**WORK REQUIRED**
List each line of the data that holds the word "根据材料并结合所学知识".

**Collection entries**
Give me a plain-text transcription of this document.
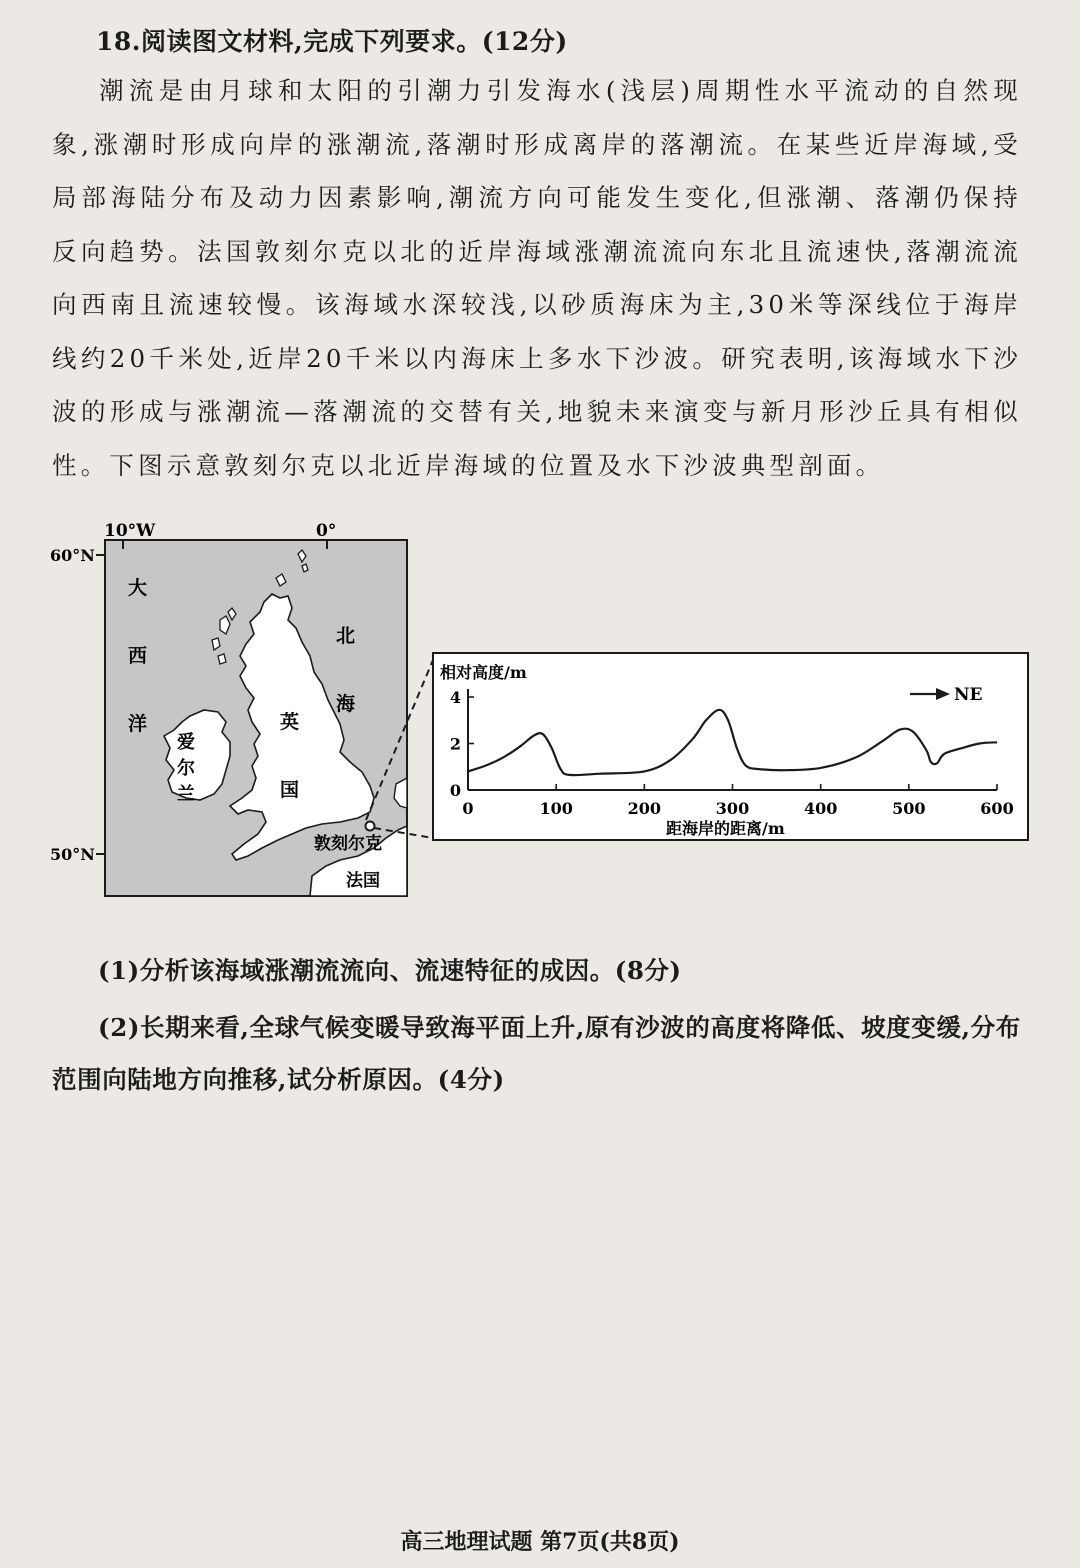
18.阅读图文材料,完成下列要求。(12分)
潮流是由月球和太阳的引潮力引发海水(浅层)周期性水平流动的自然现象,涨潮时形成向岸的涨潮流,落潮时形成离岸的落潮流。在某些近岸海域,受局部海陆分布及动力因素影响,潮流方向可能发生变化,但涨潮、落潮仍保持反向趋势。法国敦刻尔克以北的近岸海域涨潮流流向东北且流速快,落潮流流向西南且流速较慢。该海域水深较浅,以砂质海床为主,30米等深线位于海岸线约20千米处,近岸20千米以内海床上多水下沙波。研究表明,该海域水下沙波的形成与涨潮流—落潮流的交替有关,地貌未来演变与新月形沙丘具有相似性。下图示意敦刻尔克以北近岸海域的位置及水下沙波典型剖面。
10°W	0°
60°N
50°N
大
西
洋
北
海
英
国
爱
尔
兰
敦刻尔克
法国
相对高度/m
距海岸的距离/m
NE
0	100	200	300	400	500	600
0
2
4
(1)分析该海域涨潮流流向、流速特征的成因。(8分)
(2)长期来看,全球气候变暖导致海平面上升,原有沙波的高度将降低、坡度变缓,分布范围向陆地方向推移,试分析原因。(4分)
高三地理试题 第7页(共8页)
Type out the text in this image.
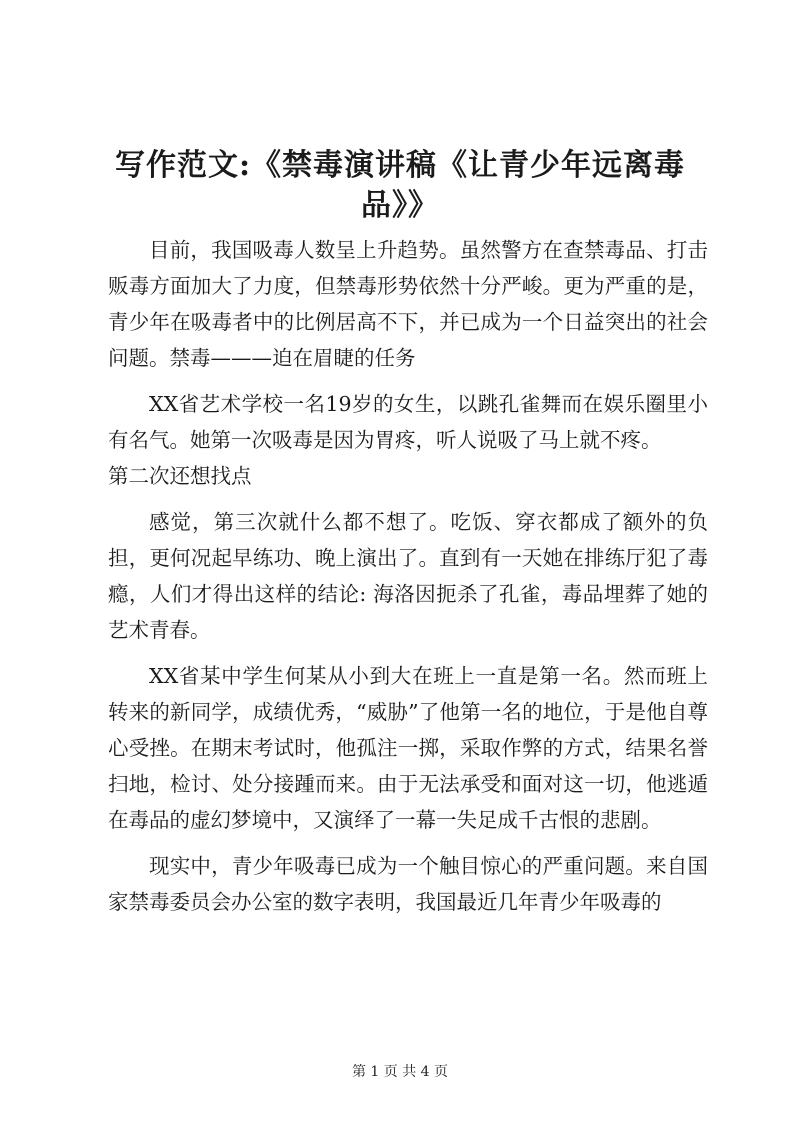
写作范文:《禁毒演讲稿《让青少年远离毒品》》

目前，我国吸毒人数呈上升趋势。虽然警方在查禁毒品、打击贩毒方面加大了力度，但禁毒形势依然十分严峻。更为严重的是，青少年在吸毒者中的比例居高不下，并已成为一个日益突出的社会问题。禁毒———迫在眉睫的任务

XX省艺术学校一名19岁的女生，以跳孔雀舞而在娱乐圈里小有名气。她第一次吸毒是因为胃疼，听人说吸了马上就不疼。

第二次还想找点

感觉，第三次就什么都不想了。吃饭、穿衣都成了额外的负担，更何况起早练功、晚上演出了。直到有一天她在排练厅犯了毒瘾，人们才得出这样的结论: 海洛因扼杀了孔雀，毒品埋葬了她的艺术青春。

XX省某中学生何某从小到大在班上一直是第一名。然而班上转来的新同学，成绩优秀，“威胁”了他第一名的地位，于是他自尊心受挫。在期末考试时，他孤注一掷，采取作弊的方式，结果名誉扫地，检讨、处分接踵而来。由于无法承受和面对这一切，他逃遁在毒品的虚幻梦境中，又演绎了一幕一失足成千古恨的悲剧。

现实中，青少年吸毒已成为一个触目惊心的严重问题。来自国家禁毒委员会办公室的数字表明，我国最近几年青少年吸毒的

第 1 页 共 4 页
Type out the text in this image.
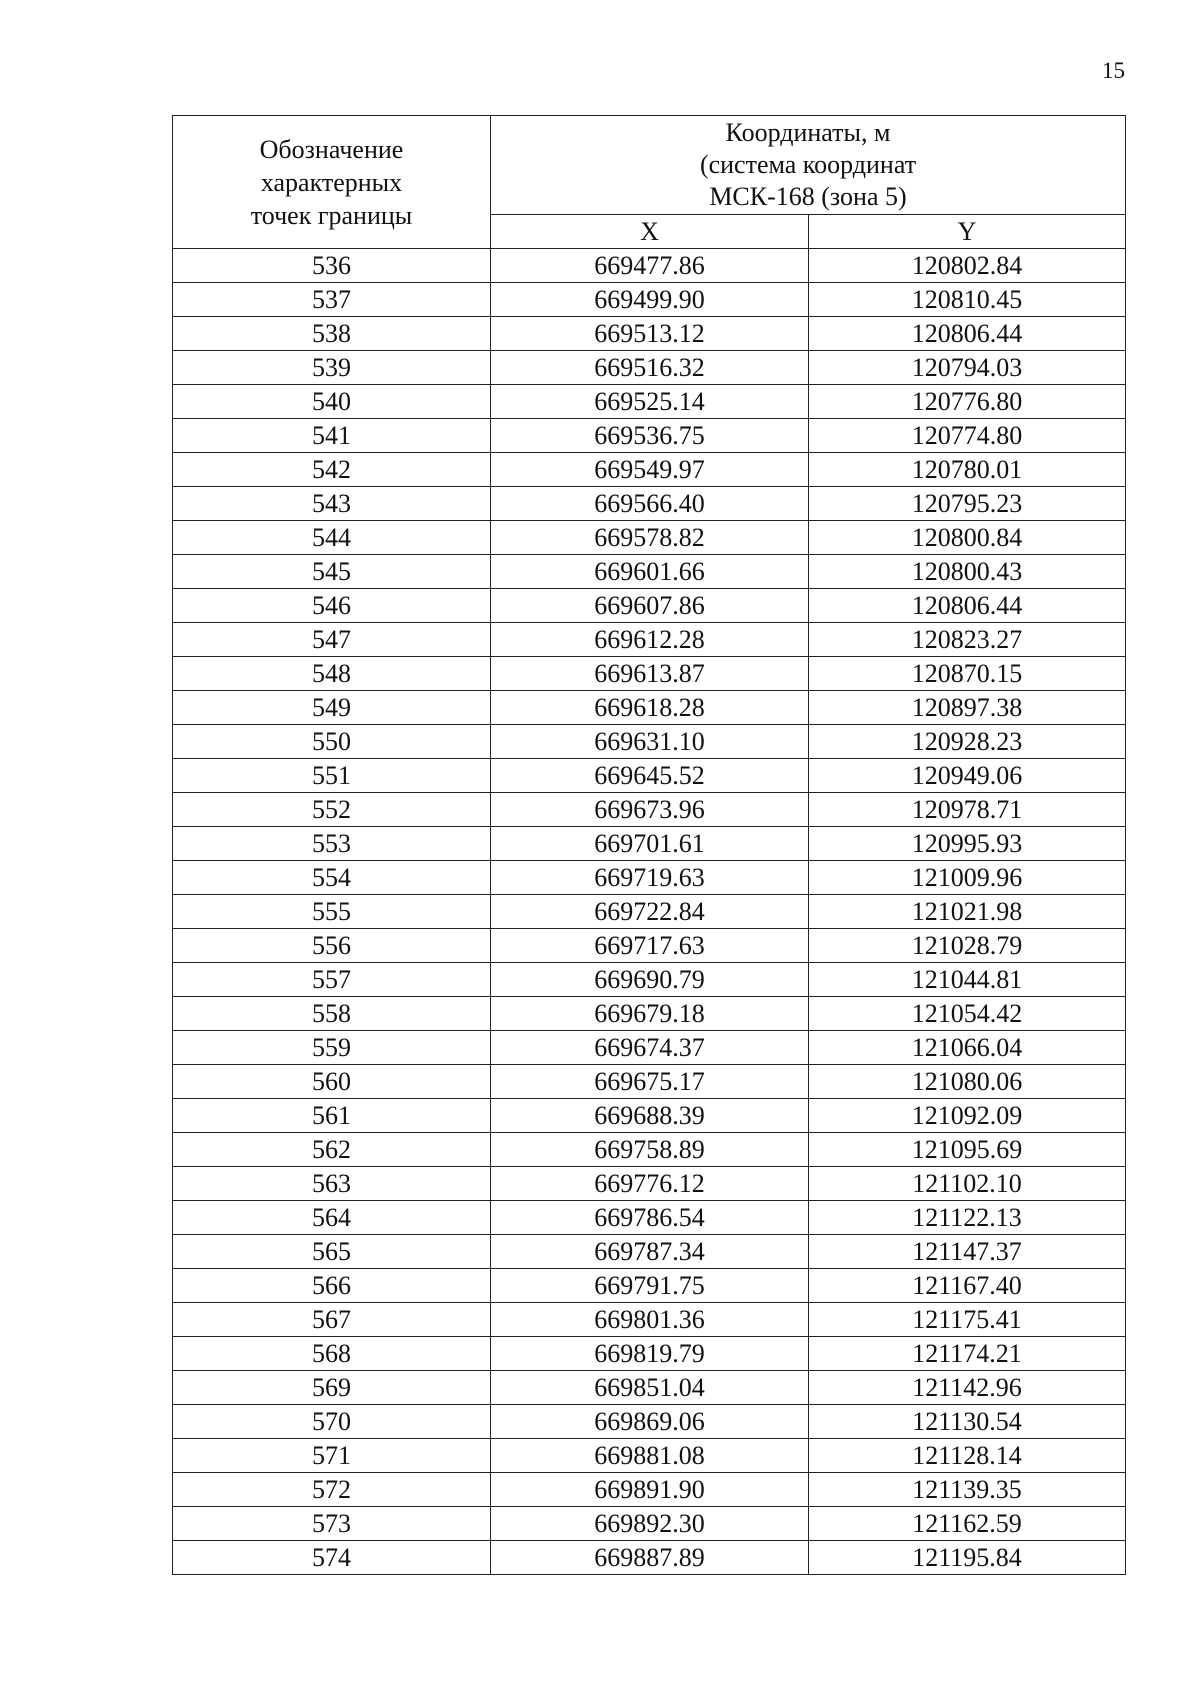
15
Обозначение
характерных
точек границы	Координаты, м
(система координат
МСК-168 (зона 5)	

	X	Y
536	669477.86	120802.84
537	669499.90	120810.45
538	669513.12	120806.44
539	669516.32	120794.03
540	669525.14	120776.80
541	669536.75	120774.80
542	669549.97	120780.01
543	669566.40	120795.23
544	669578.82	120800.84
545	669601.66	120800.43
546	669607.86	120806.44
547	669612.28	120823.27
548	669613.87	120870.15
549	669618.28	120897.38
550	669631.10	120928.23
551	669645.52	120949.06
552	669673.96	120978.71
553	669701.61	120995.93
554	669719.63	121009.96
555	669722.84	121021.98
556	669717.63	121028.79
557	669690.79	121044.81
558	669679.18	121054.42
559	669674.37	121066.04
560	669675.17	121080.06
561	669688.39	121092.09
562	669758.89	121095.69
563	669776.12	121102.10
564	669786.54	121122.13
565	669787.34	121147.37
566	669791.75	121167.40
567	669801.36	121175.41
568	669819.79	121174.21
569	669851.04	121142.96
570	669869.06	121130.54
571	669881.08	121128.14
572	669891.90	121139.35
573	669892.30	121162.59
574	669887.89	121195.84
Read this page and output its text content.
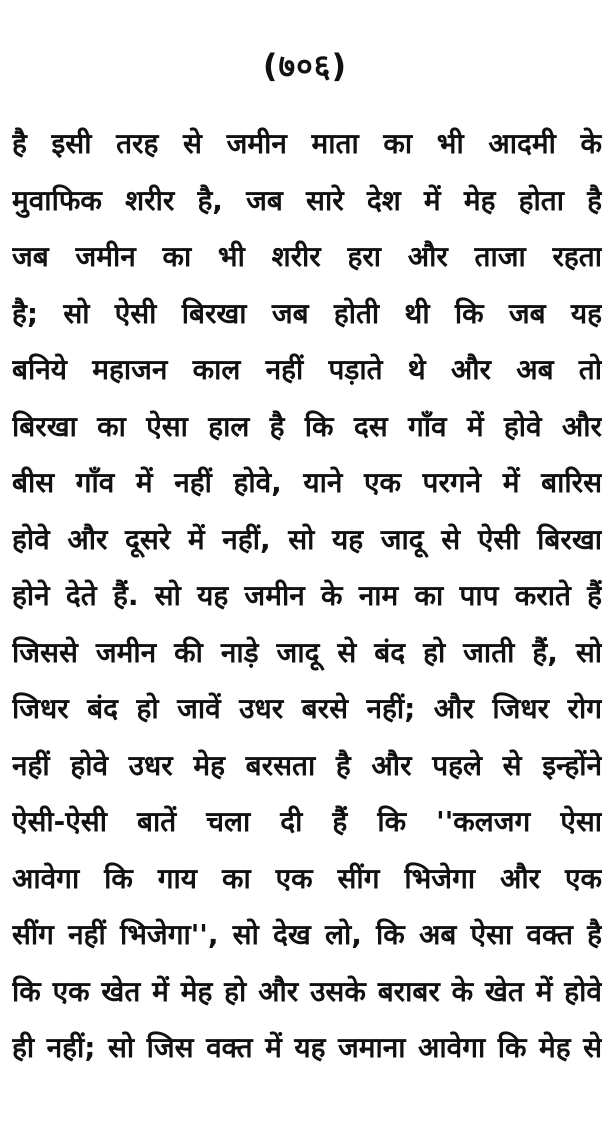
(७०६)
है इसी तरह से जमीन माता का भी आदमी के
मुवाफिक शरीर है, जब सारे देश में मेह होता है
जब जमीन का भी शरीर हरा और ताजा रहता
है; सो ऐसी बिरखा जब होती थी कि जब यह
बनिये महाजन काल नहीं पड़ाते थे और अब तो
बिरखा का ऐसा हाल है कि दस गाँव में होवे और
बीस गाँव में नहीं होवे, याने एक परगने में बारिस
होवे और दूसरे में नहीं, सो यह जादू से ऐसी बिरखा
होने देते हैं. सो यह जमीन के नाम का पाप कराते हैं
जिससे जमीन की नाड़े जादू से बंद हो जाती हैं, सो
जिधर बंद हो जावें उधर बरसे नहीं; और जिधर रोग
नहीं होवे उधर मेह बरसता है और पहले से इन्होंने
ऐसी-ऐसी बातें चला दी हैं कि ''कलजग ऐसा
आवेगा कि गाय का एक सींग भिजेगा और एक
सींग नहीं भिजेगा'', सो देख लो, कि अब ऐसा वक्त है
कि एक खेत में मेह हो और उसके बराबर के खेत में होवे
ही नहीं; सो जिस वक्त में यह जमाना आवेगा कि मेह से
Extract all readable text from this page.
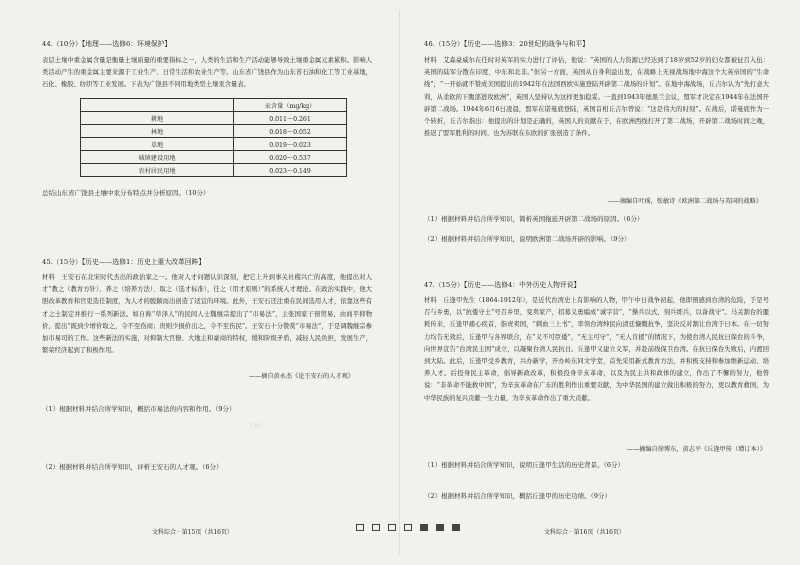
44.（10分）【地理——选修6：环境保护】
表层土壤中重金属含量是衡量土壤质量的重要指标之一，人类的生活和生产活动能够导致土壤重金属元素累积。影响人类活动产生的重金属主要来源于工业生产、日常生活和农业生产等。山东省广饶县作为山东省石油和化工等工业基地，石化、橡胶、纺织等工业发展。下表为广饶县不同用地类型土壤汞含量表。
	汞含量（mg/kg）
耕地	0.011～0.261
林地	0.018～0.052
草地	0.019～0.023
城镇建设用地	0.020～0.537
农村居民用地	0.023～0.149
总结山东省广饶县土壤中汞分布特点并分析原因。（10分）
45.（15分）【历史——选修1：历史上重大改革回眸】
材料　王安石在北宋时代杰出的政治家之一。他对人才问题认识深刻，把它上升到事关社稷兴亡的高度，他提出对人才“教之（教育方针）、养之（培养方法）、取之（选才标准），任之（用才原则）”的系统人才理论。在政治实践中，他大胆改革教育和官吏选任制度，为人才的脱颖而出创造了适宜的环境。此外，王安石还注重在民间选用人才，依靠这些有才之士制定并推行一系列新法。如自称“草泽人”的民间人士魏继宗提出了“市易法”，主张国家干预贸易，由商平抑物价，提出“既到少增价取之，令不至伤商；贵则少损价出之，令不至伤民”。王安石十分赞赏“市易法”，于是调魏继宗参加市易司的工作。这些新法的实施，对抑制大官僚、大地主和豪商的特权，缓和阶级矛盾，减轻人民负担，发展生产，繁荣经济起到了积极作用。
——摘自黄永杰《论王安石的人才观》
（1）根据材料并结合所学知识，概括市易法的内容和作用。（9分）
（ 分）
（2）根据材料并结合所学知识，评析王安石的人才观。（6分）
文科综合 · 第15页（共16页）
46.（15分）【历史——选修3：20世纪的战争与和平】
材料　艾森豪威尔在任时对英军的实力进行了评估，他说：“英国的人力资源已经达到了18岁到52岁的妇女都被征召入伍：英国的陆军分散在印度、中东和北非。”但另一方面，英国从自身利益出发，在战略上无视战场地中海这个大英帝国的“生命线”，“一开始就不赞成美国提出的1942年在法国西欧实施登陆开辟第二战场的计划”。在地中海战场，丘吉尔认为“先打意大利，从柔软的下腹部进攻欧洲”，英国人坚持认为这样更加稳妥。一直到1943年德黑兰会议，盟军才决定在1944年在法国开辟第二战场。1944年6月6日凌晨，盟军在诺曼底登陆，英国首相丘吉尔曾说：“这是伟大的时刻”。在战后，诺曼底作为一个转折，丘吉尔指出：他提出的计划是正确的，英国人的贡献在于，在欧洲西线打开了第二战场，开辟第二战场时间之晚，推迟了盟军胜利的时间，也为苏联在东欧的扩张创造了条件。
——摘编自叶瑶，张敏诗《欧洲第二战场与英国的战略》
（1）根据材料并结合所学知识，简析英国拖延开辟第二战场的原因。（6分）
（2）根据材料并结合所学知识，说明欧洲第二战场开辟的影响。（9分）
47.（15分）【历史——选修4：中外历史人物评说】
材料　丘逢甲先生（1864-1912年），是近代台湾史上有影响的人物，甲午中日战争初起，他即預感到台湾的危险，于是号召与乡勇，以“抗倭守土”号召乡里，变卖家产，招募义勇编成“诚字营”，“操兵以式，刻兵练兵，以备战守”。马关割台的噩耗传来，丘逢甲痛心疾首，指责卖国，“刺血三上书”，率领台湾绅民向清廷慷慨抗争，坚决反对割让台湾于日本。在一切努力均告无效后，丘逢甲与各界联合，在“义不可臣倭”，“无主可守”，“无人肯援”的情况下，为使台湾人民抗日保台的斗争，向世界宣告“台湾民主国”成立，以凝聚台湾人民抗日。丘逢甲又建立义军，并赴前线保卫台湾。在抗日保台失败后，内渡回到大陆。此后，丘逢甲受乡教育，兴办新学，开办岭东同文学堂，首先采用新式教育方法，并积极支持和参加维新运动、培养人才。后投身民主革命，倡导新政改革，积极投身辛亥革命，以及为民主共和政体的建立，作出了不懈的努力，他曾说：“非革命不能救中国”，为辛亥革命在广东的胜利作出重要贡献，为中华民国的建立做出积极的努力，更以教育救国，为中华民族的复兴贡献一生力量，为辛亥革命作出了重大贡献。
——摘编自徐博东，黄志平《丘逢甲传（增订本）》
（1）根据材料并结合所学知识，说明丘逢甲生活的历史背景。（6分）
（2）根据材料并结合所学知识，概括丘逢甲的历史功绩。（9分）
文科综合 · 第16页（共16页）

**OUTPUT FOR THIS TASK**
（1）根据材料并结合所学知识，概括市易法的内容和作用。（9分）
（2）根据材料并结合所学知识，评析王安石的人才观。（6分）
（1）根据材料并结合所学知识，简析英国拖延开辟第二战场的原因。（6分）
（2）根据材料并结合所学知识，说明欧洲第二战场开辟的影响。（9分）
（1）根据材料并结合所学知识，说明丘逢甲生活的历史背景。（6分）
（2）根据材料并结合所学知识，概括丘逢甲的历史功绩。（9分）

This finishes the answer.